**The request:** Collect all the lines that mention the word "lower".

**The data:**
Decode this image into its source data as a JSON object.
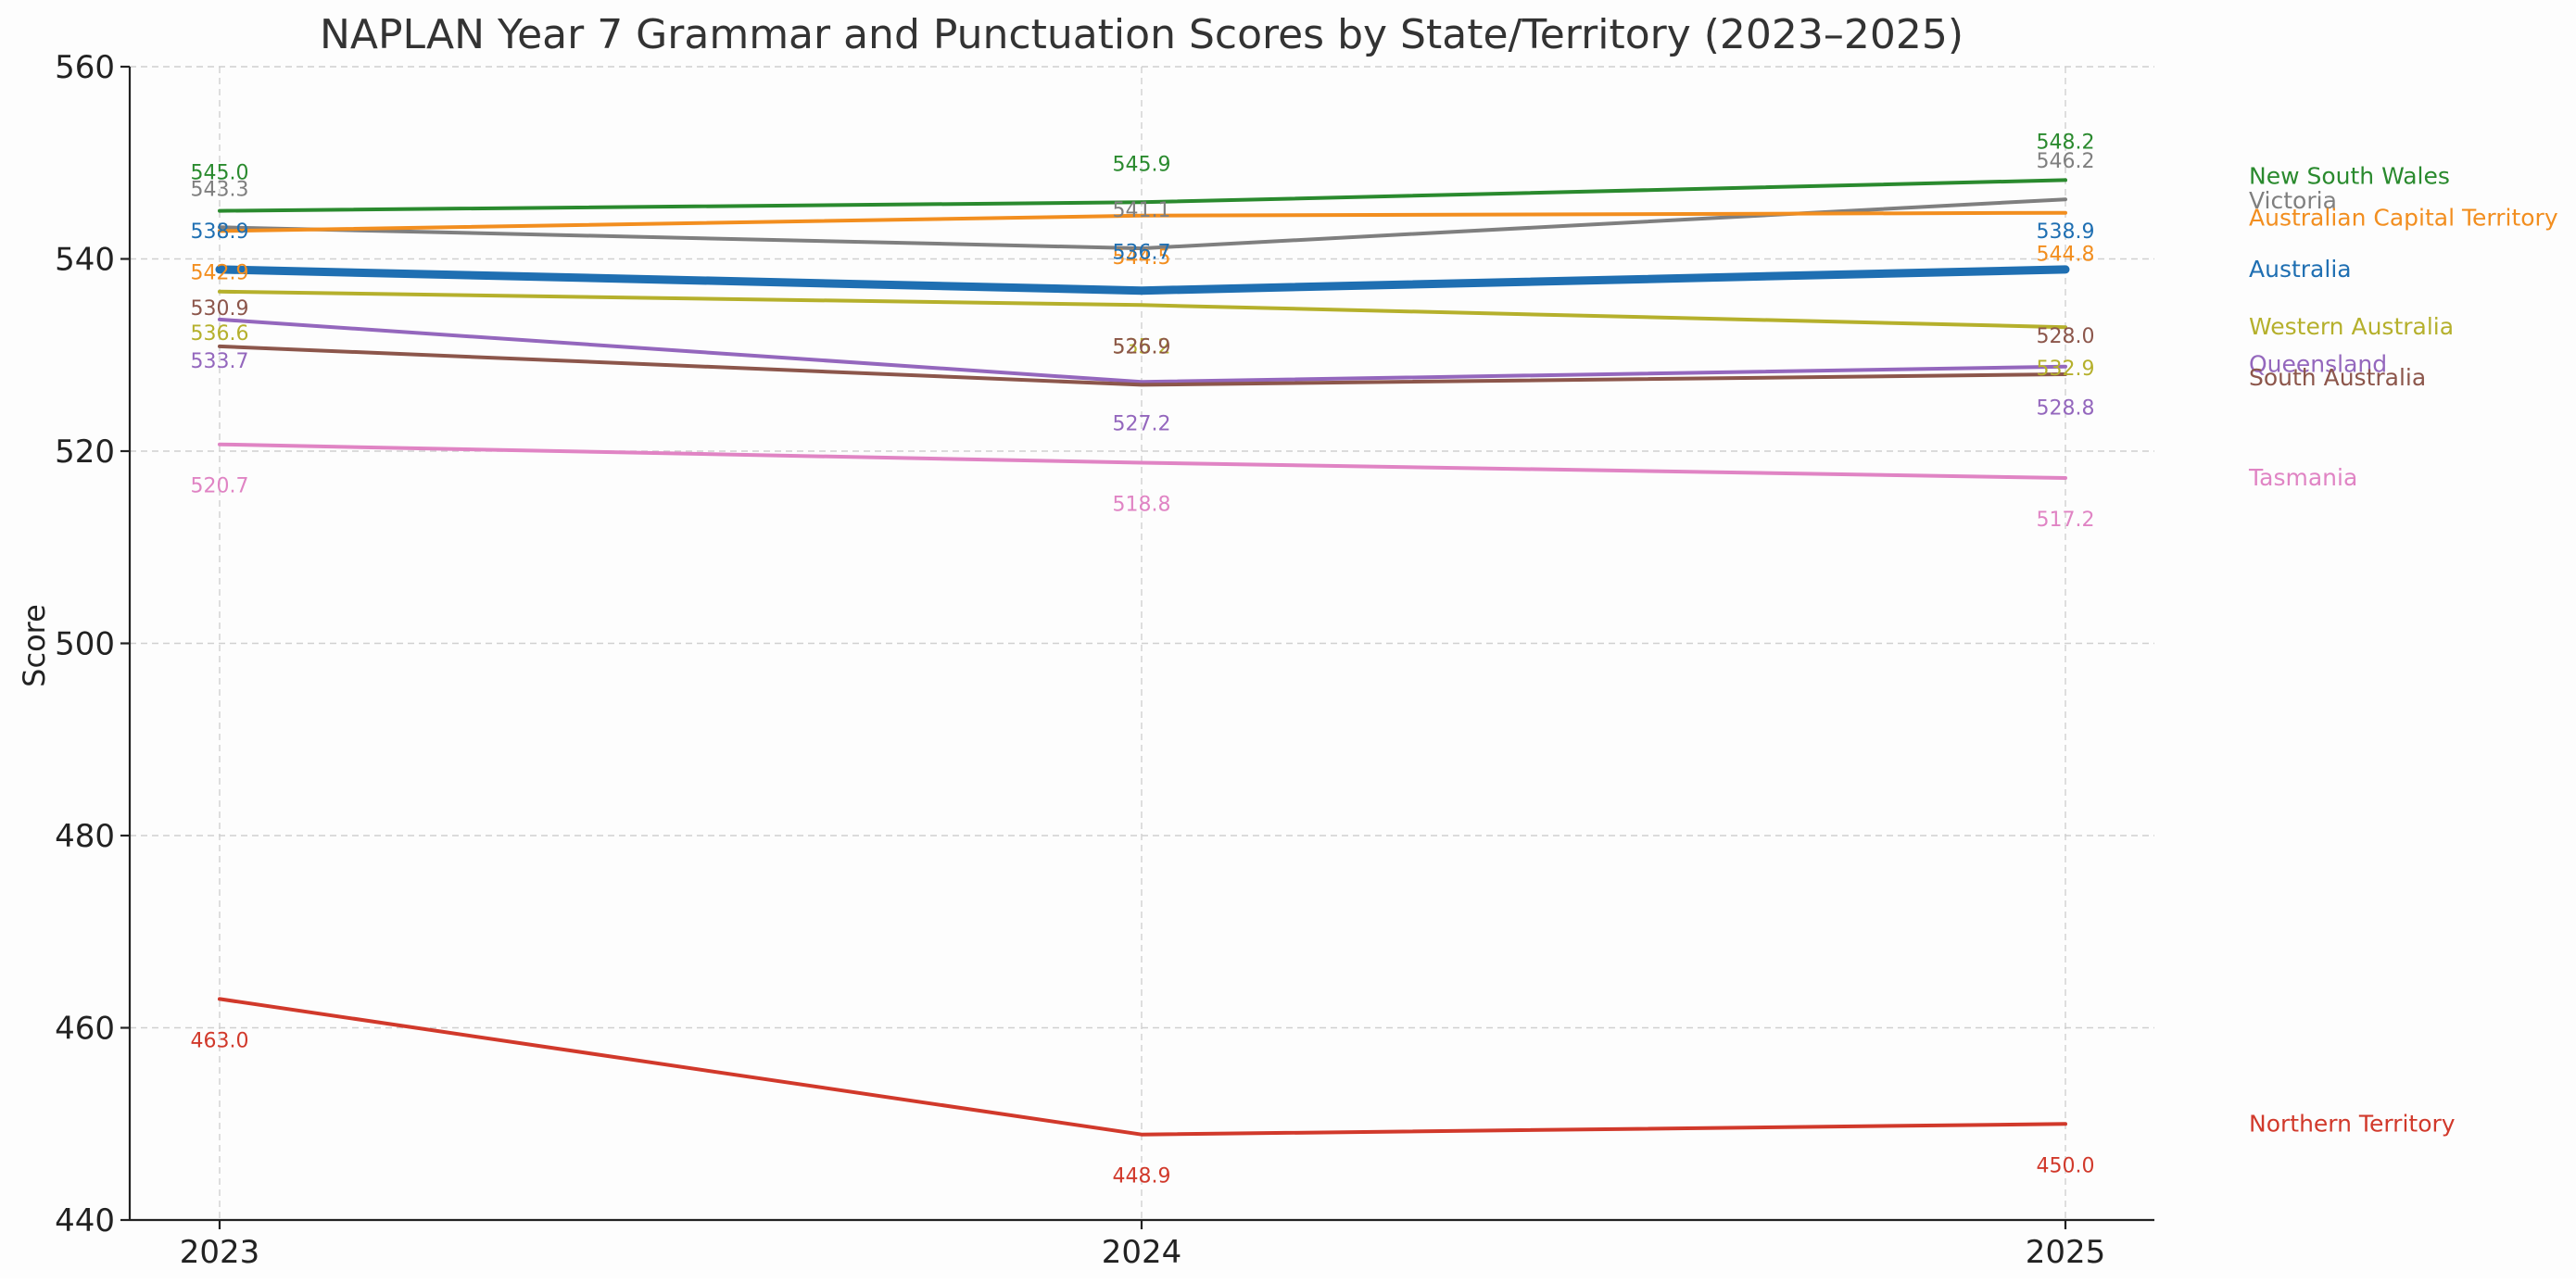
{
  "chart_data": {
    "type": "line",
    "title": "NAPLAN Year 7 Grammar and Punctuation Scores by State/Territory (2023–2025)",
    "xlabel": "",
    "ylabel": "Score",
    "x": [
      "2023",
      "2024",
      "2025"
    ],
    "ylim": [
      440,
      560
    ],
    "yticks": [
      440,
      460,
      480,
      500,
      520,
      540,
      560
    ],
    "grid": true,
    "legend": "right-side labels at line ends",
    "series": [
      {
        "name": "New South Wales",
        "values": [
          545.0,
          545.9,
          548.2
        ],
        "color": "#2a8a2e",
        "emphasis": false,
        "label_pos": [
          "above",
          "above",
          "above"
        ]
      },
      {
        "name": "Victoria",
        "values": [
          543.3,
          541.1,
          546.2
        ],
        "color": "#7f7f7f",
        "emphasis": false,
        "label_pos": [
          "above",
          "above",
          "above"
        ]
      },
      {
        "name": "Australian Capital Territory",
        "values": [
          542.9,
          544.5,
          544.8
        ],
        "color": "#f28e1f",
        "emphasis": false,
        "label_pos": [
          "below",
          "below",
          "below"
        ]
      },
      {
        "name": "Australia",
        "values": [
          538.9,
          536.7,
          538.9
        ],
        "color": "#1f6fb2",
        "emphasis": true,
        "label_pos": [
          "above",
          "above",
          "above"
        ]
      },
      {
        "name": "Western Australia",
        "values": [
          536.6,
          535.2,
          532.9
        ],
        "color": "#b5b02c",
        "emphasis": false,
        "label_pos": [
          "below",
          "below",
          "below"
        ]
      },
      {
        "name": "Queensland",
        "values": [
          533.7,
          527.2,
          528.8
        ],
        "color": "#9467bd",
        "emphasis": false,
        "label_pos": [
          "below",
          "below",
          "below"
        ]
      },
      {
        "name": "South Australia",
        "values": [
          530.9,
          526.9,
          528.0
        ],
        "color": "#8c564b",
        "emphasis": false,
        "label_pos": [
          "above",
          "above",
          "above"
        ]
      },
      {
        "name": "Tasmania",
        "values": [
          520.7,
          518.8,
          517.2
        ],
        "color": "#e084c4",
        "emphasis": false,
        "label_pos": [
          "below",
          "below",
          "below"
        ]
      },
      {
        "name": "Northern Territory",
        "values": [
          463.0,
          448.9,
          450.0
        ],
        "color": "#d1392b",
        "emphasis": false,
        "label_pos": [
          "below",
          "below",
          "below"
        ]
      }
    ]
  }
}
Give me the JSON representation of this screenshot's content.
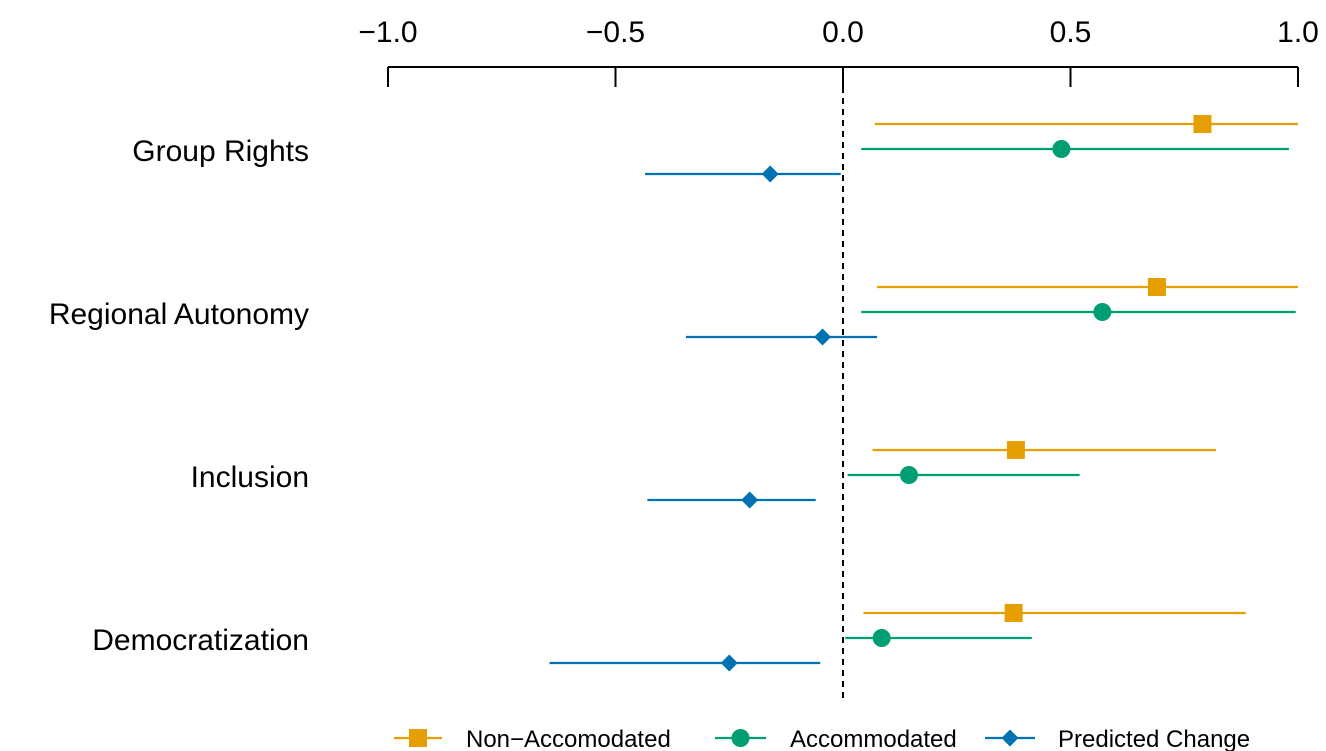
{
  "chart_data": {
    "type": "coefficient-plot",
    "orientation": "horizontal",
    "title": "",
    "xlabel": "",
    "ylabel": "",
    "xlim": [
      -1.0,
      1.0
    ],
    "x_axis_position": "top",
    "x_ticks": [
      -1.0,
      -0.5,
      0.0,
      0.5,
      1.0
    ],
    "x_tick_labels": [
      "−1.0",
      "−0.5",
      "0.0",
      "0.5",
      "1.0"
    ],
    "reference_line": 0.0,
    "grid": false,
    "legend_position": "bottom",
    "categories": [
      "Group Rights",
      "Regional Autonomy",
      "Inclusion",
      "Democratization"
    ],
    "series": [
      {
        "name": "Non−Accomodated",
        "color": "#E69F00",
        "marker": "square",
        "points": [
          {
            "estimate": 0.79,
            "lower": 0.07,
            "upper": 1.0
          },
          {
            "estimate": 0.69,
            "lower": 0.075,
            "upper": 1.0
          },
          {
            "estimate": 0.38,
            "lower": 0.065,
            "upper": 0.82
          },
          {
            "estimate": 0.375,
            "lower": 0.045,
            "upper": 0.885
          }
        ]
      },
      {
        "name": "Accommodated",
        "color": "#009E73",
        "marker": "circle",
        "points": [
          {
            "estimate": 0.48,
            "lower": 0.04,
            "upper": 0.98
          },
          {
            "estimate": 0.57,
            "lower": 0.04,
            "upper": 0.995
          },
          {
            "estimate": 0.145,
            "lower": 0.01,
            "upper": 0.52
          },
          {
            "estimate": 0.085,
            "lower": 0.005,
            "upper": 0.415
          }
        ]
      },
      {
        "name": "Predicted Change",
        "color": "#0072B2",
        "marker": "diamond",
        "points": [
          {
            "estimate": -0.16,
            "lower": -0.435,
            "upper": -0.005
          },
          {
            "estimate": -0.045,
            "lower": -0.345,
            "upper": 0.075
          },
          {
            "estimate": -0.205,
            "lower": -0.43,
            "upper": -0.06
          },
          {
            "estimate": -0.25,
            "lower": -0.645,
            "upper": -0.05
          }
        ]
      }
    ]
  }
}
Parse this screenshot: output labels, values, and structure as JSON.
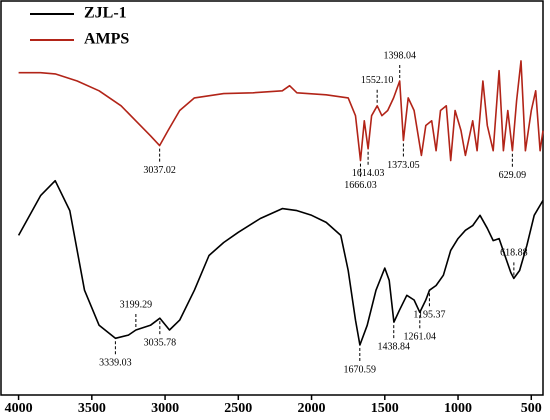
{
  "chart_data": {
    "type": "line",
    "xlim": [
      4120,
      420
    ],
    "ylim": [
      0,
      100
    ],
    "xticks": [
      4000,
      3500,
      3000,
      2500,
      2000,
      1500,
      1000,
      500
    ],
    "legend": "top-left",
    "series": [
      {
        "name": "ZJL-1",
        "color": "#000000",
        "x": [
          4000,
          3850,
          3750,
          3650,
          3550,
          3450,
          3339,
          3250,
          3199,
          3100,
          3035,
          2970,
          2900,
          2800,
          2700,
          2600,
          2500,
          2350,
          2200,
          2100,
          2000,
          1900,
          1800,
          1750,
          1700,
          1670,
          1620,
          1560,
          1500,
          1470,
          1438,
          1400,
          1350,
          1300,
          1261,
          1220,
          1195,
          1150,
          1100,
          1050,
          1000,
          950,
          900,
          850,
          800,
          760,
          720,
          680,
          640,
          619,
          580,
          530,
          480,
          420
        ],
        "values": [
          40.5,
          50.6,
          54.4,
          46.8,
          26.6,
          17.7,
          14.4,
          15.2,
          16.5,
          17.7,
          19.5,
          16.5,
          19.0,
          26.6,
          35.4,
          38.7,
          41.3,
          44.8,
          47.3,
          46.8,
          45.6,
          43.8,
          40.5,
          31.6,
          19.0,
          12.7,
          17.7,
          26.6,
          32.2,
          29.1,
          18.5,
          21.5,
          25.3,
          24.1,
          21.0,
          24.1,
          26.6,
          27.8,
          30.4,
          36.7,
          39.7,
          41.8,
          43.0,
          45.6,
          42.3,
          39.2,
          39.7,
          35.4,
          31.1,
          29.6,
          31.6,
          38.0,
          45.6,
          49.4
        ],
        "annotations": [
          {
            "text": "3339.03",
            "x": 3339.03,
            "y": 14.4,
            "side": "below"
          },
          {
            "text": "3199.29",
            "x": 3199.29,
            "y": 16.5,
            "side": "above"
          },
          {
            "text": "3035.78",
            "x": 3035.78,
            "y": 19.5,
            "side": "below"
          },
          {
            "text": "1670.59",
            "x": 1670.59,
            "y": 12.7,
            "side": "below"
          },
          {
            "text": "1438.84",
            "x": 1438.84,
            "y": 18.5,
            "side": "below"
          },
          {
            "text": "1261.04",
            "x": 1261.04,
            "y": 21.0,
            "side": "below"
          },
          {
            "text": "1195.37",
            "x": 1195.37,
            "y": 26.6,
            "side": "below"
          },
          {
            "text": "618.88",
            "x": 618.88,
            "y": 29.6,
            "side": "above"
          }
        ]
      },
      {
        "name": "AMPS",
        "color": "#b22418",
        "x": [
          4000,
          3850,
          3750,
          3600,
          3450,
          3300,
          3200,
          3100,
          3037,
          2980,
          2900,
          2800,
          2600,
          2400,
          2200,
          2150,
          2100,
          1900,
          1750,
          1700,
          1666,
          1640,
          1614,
          1590,
          1552,
          1520,
          1480,
          1440,
          1398,
          1373,
          1340,
          1300,
          1250,
          1220,
          1180,
          1150,
          1120,
          1080,
          1050,
          1020,
          980,
          950,
          900,
          870,
          830,
          800,
          760,
          720,
          690,
          660,
          629,
          600,
          570,
          540,
          500,
          470,
          440,
          420
        ],
        "values": [
          81.8,
          81.8,
          81.5,
          79.7,
          77.2,
          73.4,
          69.6,
          65.8,
          63.3,
          67.1,
          72.2,
          75.4,
          76.5,
          76.7,
          77.2,
          78.5,
          76.7,
          76.2,
          75.4,
          70.9,
          59.5,
          69.6,
          62.5,
          70.9,
          73.4,
          70.9,
          72.2,
          75.4,
          79.7,
          64.6,
          75.4,
          72.2,
          60.8,
          68.4,
          69.6,
          62.0,
          72.2,
          73.4,
          59.5,
          72.2,
          67.1,
          60.8,
          69.6,
          62.0,
          79.7,
          68.4,
          62.0,
          82.3,
          62.0,
          72.2,
          62.0,
          74.7,
          84.8,
          62.0,
          72.2,
          77.2,
          62.0,
          67.1
        ],
        "annotations": [
          {
            "text": "3037.02",
            "x": 3037.02,
            "y": 63.3,
            "side": "below"
          },
          {
            "text": "1666.03",
            "x": 1666.03,
            "y": 59.5,
            "side": "below"
          },
          {
            "text": "1614.03",
            "x": 1614.03,
            "y": 62.5,
            "side": "below"
          },
          {
            "text": "1552.10",
            "x": 1552.1,
            "y": 73.4,
            "side": "above"
          },
          {
            "text": "1398.04",
            "x": 1398.04,
            "y": 79.7,
            "side": "above"
          },
          {
            "text": "1373.05",
            "x": 1373.05,
            "y": 64.6,
            "side": "below"
          },
          {
            "text": "629.09",
            "x": 629.09,
            "y": 62.0,
            "side": "below"
          }
        ]
      }
    ]
  }
}
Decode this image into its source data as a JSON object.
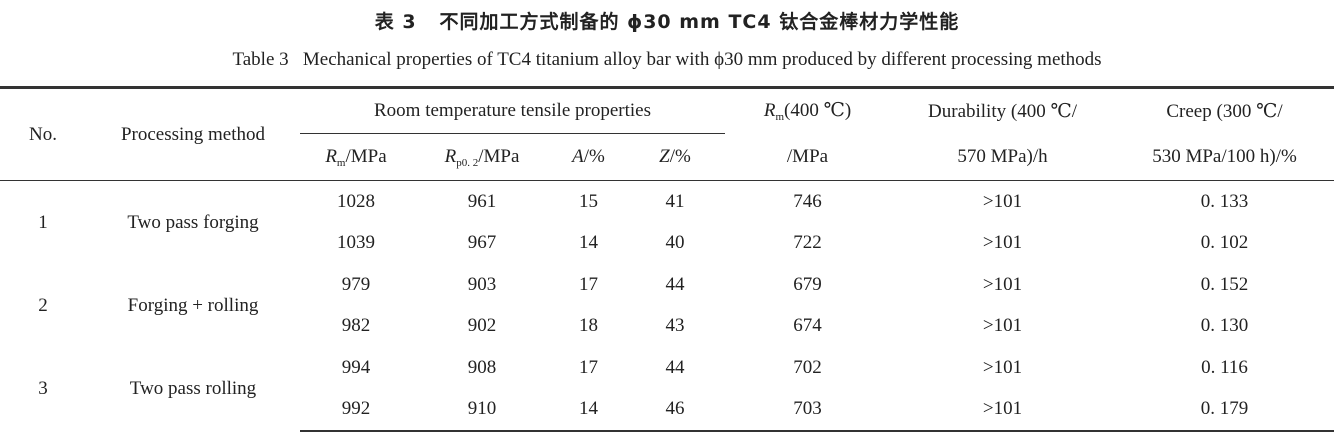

**Final result:**
            "lower": 0.07,
            "lower": 0.075,
            "lower": 0.065,
            "lower": 0.045,
            "lower": 0.04,
            "lower": 0.04,
            "lower": 0.01,
            "lower": 0.005,
            "lower": -0.435,
            "lower": -0.345,
            "lower": -0.43,
            "lower": -0.645,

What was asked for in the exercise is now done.